## Work to be completed
Copy each line that contains the word "chevron".
[Begin Provided information]
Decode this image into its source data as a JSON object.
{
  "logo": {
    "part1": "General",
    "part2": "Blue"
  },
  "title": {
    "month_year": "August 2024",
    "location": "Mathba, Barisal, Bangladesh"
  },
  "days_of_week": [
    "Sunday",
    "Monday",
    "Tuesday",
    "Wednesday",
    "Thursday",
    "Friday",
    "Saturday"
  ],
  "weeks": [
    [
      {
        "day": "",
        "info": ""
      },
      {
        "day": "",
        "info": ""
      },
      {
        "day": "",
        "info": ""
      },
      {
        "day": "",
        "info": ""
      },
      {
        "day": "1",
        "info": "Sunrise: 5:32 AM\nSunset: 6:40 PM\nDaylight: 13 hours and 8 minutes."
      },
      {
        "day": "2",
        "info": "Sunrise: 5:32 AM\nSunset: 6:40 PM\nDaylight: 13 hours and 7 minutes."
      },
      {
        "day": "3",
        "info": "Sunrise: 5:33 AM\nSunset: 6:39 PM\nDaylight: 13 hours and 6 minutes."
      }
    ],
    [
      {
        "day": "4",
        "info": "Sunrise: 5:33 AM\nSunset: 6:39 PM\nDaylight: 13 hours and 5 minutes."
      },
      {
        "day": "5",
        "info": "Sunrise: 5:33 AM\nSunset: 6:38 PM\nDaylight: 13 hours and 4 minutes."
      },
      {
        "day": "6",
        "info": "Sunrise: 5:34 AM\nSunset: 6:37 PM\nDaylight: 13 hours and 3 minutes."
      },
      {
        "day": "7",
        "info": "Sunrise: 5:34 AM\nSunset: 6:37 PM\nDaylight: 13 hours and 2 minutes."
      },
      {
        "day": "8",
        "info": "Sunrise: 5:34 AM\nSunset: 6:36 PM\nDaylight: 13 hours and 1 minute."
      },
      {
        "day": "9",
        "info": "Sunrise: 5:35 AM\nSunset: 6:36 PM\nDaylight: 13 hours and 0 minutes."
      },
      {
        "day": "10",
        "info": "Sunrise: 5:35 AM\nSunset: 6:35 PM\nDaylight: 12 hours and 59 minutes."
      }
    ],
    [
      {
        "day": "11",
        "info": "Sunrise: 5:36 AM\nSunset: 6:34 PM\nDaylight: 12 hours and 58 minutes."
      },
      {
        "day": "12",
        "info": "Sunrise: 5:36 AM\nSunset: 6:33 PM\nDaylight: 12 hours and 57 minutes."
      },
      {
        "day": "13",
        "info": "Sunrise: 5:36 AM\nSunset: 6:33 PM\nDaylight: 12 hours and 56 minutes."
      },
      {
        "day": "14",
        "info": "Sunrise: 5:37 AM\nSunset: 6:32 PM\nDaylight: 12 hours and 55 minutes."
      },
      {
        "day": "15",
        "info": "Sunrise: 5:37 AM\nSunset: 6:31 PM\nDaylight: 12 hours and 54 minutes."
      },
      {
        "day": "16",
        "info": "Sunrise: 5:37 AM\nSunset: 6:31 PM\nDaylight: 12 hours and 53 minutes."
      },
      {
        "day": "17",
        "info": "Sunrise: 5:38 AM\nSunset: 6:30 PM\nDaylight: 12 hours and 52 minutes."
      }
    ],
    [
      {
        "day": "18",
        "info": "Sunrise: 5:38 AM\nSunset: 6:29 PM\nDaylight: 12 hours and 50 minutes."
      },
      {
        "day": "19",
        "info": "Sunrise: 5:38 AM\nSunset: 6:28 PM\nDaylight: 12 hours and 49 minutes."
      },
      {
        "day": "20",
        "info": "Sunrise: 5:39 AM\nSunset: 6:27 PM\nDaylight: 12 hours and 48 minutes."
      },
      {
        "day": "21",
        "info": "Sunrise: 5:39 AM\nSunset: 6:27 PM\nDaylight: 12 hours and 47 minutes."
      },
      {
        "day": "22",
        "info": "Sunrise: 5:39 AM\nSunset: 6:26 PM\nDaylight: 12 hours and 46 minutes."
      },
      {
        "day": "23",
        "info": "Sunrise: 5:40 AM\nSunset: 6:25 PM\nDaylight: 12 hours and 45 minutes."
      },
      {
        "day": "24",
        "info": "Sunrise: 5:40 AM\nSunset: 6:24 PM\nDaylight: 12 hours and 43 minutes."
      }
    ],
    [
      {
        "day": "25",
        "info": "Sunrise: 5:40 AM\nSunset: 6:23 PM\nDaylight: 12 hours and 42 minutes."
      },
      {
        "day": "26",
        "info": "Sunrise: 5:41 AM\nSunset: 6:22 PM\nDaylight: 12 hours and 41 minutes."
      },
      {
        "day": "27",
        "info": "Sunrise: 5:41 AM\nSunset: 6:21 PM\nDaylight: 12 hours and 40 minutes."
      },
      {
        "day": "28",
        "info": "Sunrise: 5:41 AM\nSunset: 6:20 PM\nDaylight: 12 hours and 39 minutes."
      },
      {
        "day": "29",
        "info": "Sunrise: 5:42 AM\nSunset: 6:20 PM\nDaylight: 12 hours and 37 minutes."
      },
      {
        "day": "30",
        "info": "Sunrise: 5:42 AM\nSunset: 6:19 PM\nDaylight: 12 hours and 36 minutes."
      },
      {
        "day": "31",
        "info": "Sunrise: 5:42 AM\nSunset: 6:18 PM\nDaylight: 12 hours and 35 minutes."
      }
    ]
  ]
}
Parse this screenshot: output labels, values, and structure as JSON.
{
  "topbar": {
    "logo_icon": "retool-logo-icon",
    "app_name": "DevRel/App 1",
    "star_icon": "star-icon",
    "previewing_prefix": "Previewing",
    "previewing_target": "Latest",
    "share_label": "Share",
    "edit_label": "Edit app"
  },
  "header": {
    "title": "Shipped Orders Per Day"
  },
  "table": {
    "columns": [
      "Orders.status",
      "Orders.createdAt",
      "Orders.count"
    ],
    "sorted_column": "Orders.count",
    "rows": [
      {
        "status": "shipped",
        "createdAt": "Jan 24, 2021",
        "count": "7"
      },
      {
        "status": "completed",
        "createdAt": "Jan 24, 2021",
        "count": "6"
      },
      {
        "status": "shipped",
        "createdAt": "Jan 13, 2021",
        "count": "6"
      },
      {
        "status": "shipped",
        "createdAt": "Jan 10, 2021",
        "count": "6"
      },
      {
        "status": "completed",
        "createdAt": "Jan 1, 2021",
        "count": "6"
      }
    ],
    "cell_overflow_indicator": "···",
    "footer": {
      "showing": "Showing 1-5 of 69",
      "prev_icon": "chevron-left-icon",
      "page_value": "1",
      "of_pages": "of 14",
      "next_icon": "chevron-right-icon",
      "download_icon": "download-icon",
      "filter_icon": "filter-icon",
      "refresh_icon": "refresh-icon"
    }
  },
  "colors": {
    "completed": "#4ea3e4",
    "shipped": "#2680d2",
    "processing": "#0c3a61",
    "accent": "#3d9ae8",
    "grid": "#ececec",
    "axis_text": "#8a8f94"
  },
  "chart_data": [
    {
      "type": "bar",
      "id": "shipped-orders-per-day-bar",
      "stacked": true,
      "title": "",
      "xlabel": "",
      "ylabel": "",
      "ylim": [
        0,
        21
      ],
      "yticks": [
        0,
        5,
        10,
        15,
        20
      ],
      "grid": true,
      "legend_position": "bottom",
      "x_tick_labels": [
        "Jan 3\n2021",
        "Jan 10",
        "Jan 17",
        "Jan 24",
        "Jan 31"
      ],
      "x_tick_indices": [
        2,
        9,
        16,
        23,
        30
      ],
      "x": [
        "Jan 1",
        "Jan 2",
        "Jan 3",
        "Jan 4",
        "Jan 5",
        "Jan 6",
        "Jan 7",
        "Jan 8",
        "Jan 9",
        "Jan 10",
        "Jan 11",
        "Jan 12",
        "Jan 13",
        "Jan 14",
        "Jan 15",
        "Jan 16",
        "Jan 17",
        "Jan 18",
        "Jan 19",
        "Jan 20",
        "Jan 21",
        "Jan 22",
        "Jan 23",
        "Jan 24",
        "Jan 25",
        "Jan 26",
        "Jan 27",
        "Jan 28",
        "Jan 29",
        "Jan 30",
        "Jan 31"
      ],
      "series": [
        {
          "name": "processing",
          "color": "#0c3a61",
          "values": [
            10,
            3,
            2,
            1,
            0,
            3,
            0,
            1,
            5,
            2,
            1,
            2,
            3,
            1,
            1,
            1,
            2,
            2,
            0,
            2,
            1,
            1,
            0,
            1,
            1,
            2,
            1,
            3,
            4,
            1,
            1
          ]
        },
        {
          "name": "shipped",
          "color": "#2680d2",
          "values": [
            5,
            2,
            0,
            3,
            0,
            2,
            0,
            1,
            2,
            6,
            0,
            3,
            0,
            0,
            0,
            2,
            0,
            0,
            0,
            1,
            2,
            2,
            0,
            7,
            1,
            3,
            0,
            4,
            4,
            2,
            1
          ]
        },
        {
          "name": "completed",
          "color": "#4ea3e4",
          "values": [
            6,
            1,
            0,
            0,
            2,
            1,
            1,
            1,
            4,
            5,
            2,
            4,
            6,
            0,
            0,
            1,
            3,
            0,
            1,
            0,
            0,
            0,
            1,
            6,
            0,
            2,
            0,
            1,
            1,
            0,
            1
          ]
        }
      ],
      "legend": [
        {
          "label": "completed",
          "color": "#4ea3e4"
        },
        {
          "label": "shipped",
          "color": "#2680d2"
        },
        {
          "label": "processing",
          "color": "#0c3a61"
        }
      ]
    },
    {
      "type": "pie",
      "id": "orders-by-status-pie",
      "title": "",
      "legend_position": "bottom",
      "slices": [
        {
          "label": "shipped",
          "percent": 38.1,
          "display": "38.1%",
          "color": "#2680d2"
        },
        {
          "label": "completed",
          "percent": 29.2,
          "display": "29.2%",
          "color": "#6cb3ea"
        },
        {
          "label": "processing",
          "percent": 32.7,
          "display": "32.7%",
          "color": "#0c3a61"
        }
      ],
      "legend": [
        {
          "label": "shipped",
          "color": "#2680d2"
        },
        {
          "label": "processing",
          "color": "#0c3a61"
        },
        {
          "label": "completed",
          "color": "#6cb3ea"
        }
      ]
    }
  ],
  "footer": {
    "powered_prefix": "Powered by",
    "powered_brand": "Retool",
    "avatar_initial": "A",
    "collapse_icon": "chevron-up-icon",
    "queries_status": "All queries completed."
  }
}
[End Provided information]
## Result
      "prev_icon": "chevron-left-icon",
      "next_icon": "chevron-right-icon",
    "collapse_icon": "chevron-up-icon",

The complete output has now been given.